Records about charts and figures
— start —

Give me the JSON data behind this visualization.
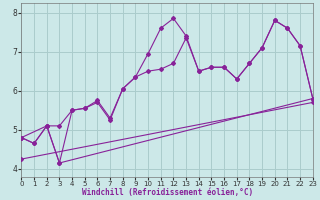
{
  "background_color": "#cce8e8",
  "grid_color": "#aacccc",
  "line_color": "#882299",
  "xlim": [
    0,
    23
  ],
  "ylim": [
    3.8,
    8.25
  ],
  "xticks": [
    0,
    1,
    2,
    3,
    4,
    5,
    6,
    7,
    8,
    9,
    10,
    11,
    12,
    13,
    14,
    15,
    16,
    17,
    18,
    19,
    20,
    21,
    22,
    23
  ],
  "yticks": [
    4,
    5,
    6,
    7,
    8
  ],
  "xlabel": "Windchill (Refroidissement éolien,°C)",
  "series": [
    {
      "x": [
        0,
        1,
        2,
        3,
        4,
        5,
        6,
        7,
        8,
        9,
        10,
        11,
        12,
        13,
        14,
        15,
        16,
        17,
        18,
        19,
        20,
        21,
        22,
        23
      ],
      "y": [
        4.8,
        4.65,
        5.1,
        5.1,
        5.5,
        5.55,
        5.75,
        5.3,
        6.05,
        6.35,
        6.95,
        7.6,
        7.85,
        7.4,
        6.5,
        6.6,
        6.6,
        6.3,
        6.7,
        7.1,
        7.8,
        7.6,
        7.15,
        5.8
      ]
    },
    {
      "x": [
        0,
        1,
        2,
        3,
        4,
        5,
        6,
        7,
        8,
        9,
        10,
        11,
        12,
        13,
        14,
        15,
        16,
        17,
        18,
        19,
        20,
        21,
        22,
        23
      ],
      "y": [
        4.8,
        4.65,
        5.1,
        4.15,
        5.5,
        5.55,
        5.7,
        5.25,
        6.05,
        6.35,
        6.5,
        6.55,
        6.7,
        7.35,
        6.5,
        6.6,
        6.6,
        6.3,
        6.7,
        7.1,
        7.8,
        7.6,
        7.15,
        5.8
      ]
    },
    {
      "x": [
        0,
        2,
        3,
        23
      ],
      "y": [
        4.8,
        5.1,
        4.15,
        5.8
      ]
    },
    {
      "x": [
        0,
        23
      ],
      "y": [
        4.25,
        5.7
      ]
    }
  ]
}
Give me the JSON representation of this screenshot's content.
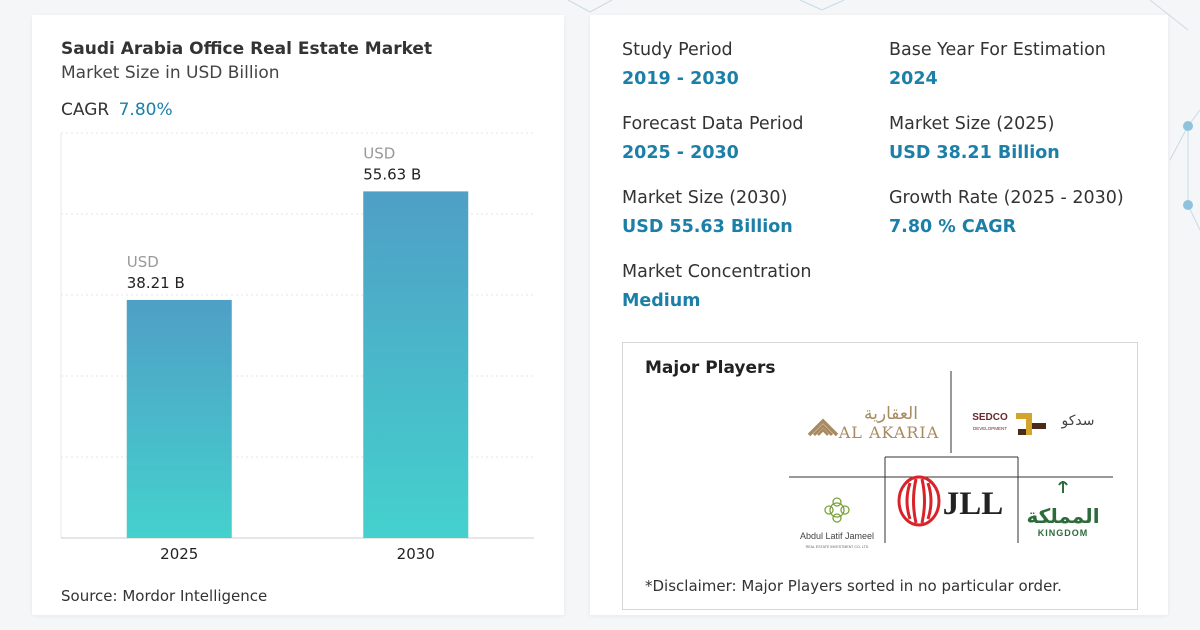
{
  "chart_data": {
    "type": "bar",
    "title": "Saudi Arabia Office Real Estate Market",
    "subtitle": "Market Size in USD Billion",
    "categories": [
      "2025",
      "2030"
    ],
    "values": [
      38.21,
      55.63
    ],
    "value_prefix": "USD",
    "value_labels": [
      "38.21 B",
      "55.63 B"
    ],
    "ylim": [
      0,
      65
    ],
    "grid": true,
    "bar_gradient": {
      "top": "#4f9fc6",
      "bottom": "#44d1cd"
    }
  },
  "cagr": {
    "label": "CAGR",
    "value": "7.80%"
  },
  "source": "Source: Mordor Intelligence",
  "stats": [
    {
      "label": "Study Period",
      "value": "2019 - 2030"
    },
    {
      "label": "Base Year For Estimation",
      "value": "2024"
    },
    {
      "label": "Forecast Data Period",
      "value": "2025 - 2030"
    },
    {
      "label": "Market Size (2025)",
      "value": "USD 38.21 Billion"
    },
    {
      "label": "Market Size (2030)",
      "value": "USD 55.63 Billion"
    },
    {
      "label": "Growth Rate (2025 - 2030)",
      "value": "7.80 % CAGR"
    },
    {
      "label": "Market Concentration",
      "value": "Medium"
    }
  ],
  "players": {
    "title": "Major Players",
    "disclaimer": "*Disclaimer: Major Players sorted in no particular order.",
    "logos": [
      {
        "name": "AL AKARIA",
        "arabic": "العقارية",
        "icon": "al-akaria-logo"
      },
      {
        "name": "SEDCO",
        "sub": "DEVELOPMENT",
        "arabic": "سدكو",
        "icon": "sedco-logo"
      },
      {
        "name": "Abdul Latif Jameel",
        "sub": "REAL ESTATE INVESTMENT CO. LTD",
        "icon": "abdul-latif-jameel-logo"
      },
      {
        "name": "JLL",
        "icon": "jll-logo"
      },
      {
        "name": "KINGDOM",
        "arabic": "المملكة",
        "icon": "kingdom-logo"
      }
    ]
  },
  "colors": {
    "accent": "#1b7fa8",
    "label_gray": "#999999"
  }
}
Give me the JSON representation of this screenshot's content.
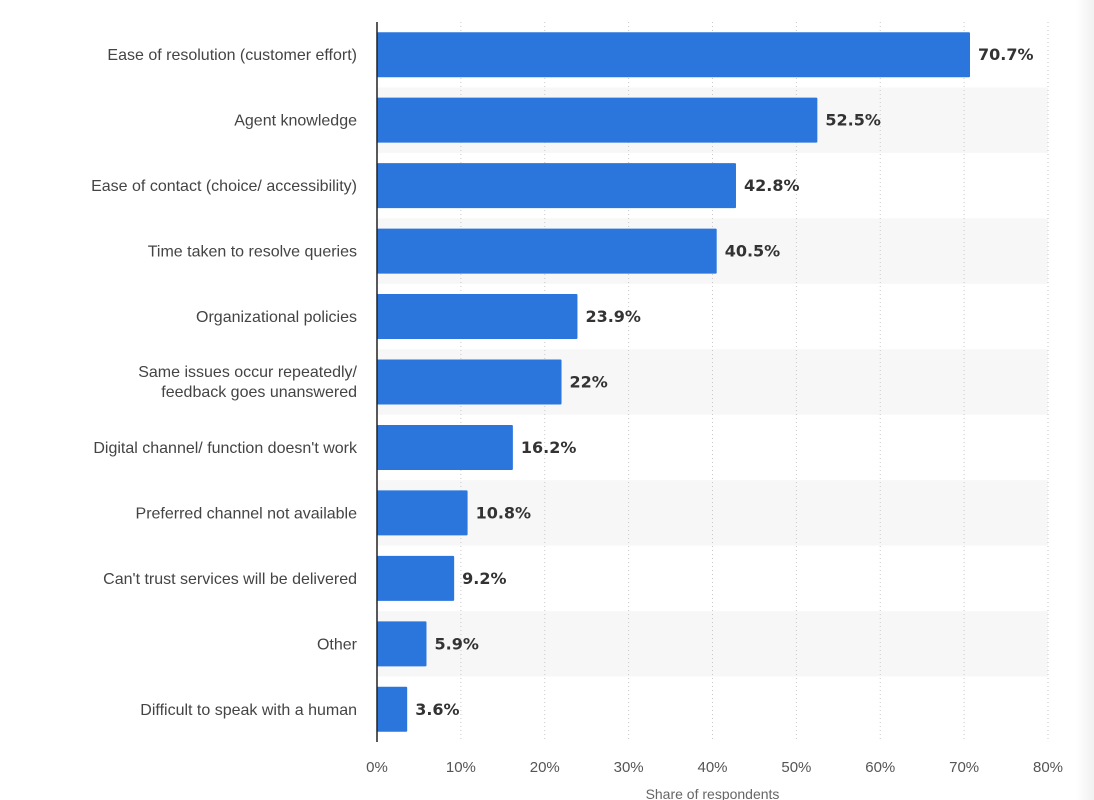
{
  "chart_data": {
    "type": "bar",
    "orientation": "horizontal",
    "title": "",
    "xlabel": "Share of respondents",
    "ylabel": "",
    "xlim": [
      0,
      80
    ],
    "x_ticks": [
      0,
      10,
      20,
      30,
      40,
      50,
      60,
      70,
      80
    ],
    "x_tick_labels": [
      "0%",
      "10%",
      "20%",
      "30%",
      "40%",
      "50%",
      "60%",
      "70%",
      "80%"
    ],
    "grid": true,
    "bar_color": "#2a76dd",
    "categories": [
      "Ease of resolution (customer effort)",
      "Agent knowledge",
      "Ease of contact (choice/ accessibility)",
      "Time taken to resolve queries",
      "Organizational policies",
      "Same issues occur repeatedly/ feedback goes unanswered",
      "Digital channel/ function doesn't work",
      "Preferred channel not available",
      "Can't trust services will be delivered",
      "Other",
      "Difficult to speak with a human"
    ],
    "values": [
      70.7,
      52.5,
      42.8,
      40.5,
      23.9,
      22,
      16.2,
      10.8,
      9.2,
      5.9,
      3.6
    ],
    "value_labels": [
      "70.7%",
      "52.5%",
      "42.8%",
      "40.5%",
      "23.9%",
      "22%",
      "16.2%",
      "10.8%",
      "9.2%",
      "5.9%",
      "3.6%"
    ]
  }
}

— end —
— start —

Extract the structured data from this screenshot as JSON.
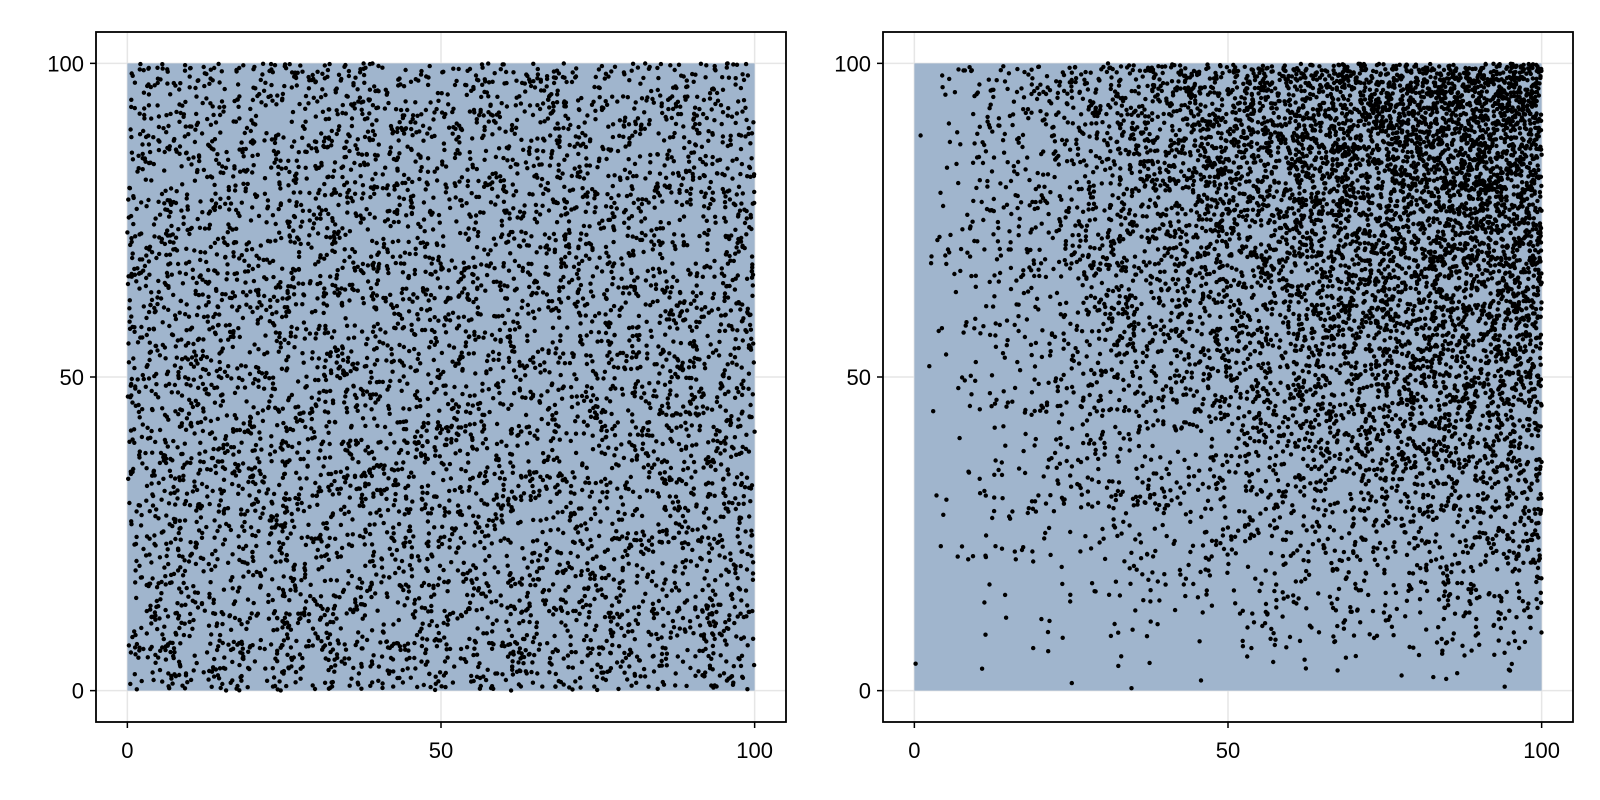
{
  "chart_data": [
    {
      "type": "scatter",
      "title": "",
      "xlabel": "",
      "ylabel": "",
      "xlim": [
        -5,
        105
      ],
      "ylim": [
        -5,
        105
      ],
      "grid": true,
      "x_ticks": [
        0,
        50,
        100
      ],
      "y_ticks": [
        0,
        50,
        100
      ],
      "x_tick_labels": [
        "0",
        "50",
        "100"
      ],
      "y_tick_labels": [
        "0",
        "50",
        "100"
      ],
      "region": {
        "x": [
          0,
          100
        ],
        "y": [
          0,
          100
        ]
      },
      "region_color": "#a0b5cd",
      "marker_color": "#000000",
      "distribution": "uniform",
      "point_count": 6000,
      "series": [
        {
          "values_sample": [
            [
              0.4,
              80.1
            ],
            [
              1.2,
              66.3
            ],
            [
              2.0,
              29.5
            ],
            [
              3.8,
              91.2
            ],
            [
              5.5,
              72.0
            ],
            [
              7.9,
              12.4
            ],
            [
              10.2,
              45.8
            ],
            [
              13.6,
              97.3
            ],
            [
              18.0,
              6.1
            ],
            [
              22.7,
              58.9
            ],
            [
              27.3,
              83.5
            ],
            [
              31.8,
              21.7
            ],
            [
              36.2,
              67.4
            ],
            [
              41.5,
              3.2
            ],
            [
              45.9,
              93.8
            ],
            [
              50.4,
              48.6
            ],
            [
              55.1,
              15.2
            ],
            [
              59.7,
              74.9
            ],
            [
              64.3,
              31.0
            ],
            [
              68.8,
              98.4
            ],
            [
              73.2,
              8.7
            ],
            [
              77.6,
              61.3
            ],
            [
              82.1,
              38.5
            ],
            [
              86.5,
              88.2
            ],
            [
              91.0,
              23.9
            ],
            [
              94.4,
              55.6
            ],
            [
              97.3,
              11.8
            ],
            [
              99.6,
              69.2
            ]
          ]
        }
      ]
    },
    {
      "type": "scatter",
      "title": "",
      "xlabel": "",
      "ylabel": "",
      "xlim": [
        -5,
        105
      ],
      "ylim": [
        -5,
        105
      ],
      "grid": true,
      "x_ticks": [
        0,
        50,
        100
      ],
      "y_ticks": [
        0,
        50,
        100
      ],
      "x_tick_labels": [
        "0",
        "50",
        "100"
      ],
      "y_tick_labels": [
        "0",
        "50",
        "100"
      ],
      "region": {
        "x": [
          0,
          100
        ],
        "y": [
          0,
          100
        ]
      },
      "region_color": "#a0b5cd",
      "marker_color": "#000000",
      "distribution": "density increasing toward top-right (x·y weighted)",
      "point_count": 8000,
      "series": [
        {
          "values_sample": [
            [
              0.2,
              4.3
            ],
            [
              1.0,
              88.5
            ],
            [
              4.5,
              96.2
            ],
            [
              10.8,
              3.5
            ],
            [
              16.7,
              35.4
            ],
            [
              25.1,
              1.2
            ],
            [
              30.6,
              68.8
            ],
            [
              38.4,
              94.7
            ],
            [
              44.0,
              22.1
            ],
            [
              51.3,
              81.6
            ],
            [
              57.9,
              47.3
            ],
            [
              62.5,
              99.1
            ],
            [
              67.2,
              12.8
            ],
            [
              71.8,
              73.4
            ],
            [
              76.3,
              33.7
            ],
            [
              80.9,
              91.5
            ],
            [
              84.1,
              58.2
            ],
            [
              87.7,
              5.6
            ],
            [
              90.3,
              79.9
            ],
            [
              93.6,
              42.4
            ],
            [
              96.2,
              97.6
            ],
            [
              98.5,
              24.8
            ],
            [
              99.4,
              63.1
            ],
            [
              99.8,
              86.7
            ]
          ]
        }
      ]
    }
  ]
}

— end —
— start —

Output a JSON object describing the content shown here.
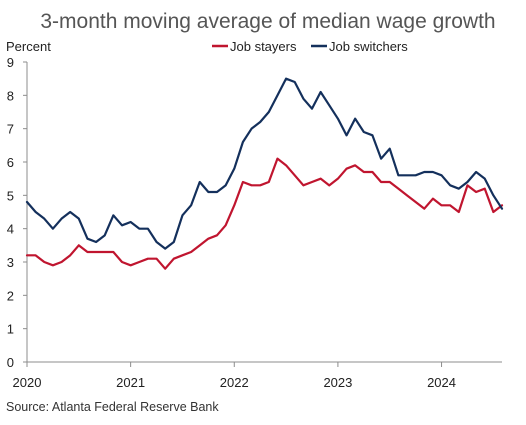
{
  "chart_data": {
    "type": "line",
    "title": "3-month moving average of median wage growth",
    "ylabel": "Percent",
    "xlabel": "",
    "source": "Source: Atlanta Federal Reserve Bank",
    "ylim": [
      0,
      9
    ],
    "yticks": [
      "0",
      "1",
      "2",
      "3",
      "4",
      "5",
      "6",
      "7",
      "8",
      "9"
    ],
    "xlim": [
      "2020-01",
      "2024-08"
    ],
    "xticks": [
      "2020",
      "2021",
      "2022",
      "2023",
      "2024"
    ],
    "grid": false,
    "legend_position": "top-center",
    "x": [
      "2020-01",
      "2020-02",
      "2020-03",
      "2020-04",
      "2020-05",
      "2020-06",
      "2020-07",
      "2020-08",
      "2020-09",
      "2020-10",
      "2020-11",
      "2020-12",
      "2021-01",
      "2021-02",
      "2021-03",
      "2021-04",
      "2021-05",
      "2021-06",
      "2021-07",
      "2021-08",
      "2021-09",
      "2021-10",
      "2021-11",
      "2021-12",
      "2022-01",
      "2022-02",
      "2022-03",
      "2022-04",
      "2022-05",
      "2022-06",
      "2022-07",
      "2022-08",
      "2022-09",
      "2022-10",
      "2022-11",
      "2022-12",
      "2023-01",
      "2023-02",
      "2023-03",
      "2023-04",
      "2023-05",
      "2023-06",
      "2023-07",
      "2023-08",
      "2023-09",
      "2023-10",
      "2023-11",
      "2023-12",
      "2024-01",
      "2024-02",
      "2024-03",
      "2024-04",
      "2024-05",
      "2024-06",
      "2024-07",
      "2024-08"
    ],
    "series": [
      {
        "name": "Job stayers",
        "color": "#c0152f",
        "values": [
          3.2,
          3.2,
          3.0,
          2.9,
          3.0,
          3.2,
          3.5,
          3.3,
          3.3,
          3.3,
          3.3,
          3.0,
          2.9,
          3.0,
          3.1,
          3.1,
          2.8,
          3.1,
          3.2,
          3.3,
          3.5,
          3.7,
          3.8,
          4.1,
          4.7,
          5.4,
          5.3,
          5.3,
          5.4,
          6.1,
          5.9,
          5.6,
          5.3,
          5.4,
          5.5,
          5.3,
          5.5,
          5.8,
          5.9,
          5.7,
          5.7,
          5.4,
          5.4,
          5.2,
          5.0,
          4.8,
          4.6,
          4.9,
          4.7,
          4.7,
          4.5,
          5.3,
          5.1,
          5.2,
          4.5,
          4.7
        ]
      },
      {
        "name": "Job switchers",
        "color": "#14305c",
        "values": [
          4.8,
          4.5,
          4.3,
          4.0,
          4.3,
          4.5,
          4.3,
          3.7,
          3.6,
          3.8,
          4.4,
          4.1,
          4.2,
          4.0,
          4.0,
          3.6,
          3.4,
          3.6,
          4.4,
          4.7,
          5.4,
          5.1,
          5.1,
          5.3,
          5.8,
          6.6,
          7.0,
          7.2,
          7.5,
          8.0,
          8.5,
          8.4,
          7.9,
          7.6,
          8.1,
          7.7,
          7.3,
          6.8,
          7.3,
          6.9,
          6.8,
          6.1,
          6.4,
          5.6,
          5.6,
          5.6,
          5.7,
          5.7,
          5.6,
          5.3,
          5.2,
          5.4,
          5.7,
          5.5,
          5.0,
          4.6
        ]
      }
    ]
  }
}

— end —

YOUR TASK — Search the data above for the string "source" and return every line that has it.

SOLUTION TO THE EXERCISE —
  "source": "Source: Mordor Intelligence",
    "source": "Source: Atlanta Federal Reserve Bank",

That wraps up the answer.